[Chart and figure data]
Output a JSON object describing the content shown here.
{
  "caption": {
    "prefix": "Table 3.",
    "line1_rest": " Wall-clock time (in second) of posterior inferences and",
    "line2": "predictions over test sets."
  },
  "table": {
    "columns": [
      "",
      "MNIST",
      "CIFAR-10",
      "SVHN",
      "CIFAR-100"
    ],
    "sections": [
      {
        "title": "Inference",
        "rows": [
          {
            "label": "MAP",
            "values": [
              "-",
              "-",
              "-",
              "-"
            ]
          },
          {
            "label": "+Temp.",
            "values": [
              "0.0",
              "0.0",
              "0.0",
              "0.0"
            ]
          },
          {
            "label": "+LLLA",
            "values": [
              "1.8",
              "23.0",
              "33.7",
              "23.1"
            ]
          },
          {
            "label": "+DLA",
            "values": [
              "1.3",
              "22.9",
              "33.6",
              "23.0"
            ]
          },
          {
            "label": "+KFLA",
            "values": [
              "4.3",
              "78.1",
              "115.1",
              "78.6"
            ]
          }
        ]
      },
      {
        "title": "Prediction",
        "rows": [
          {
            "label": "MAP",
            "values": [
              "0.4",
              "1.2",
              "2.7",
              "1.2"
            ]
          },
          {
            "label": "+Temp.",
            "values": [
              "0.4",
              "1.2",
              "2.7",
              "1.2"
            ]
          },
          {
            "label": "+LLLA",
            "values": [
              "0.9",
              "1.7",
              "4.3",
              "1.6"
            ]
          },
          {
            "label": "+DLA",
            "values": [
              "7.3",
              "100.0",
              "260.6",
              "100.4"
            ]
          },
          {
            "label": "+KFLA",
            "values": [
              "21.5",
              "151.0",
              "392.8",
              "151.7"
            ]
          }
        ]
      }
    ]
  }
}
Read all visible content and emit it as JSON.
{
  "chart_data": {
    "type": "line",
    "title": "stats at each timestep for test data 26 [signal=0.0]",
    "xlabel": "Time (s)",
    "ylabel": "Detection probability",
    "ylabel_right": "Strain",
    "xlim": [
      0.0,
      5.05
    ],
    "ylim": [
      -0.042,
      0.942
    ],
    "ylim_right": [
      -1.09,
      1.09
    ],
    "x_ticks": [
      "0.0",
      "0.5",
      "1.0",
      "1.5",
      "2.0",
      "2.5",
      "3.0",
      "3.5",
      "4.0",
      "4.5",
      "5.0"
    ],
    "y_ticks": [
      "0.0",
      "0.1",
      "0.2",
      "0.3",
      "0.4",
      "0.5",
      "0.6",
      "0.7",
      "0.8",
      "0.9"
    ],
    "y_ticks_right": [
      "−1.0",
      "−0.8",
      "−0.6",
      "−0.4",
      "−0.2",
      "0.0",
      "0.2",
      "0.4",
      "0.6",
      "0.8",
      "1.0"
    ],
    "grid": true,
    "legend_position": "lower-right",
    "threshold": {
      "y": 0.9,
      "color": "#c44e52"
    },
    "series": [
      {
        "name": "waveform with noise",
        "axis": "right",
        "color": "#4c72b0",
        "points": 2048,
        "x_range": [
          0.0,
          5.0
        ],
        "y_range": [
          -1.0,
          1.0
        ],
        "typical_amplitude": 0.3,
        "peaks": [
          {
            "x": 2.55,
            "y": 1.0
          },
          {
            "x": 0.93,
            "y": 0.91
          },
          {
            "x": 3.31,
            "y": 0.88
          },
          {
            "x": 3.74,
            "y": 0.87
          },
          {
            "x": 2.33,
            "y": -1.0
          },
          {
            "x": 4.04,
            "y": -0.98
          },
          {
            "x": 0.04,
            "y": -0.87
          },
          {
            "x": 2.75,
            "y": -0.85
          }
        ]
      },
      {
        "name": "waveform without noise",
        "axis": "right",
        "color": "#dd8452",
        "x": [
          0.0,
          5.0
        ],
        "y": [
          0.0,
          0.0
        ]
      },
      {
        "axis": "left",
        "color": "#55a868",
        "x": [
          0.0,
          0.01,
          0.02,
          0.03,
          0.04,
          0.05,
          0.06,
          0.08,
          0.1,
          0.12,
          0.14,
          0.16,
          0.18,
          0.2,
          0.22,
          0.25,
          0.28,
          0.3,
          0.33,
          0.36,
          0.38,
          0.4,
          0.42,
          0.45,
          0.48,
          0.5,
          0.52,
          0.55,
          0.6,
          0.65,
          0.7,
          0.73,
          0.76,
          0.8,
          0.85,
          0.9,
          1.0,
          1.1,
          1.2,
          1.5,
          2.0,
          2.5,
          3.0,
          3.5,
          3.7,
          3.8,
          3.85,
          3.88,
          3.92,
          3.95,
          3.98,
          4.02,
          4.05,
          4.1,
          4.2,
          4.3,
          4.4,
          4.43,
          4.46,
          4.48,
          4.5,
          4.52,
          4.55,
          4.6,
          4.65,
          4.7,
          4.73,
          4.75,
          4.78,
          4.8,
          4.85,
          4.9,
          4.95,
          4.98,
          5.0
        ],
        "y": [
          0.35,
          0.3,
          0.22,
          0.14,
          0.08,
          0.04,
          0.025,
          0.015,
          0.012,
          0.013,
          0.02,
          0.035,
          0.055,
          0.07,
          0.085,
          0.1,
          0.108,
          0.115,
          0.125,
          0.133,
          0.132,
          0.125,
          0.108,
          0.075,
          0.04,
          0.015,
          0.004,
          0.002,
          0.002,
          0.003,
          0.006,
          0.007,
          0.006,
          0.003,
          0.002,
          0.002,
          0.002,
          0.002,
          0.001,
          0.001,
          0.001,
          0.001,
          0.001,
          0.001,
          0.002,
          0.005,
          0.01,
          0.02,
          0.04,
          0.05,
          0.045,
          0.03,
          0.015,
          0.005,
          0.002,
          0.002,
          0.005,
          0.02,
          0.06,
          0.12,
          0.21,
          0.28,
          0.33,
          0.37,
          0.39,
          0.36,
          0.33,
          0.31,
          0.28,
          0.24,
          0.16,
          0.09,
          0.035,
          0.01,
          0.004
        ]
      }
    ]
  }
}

• What the task asks:
Where a line of the entries contains the word "waveform", copy that line.

• Answer for this exercise:
        "name": "waveform with noise",
        "name": "waveform without noise",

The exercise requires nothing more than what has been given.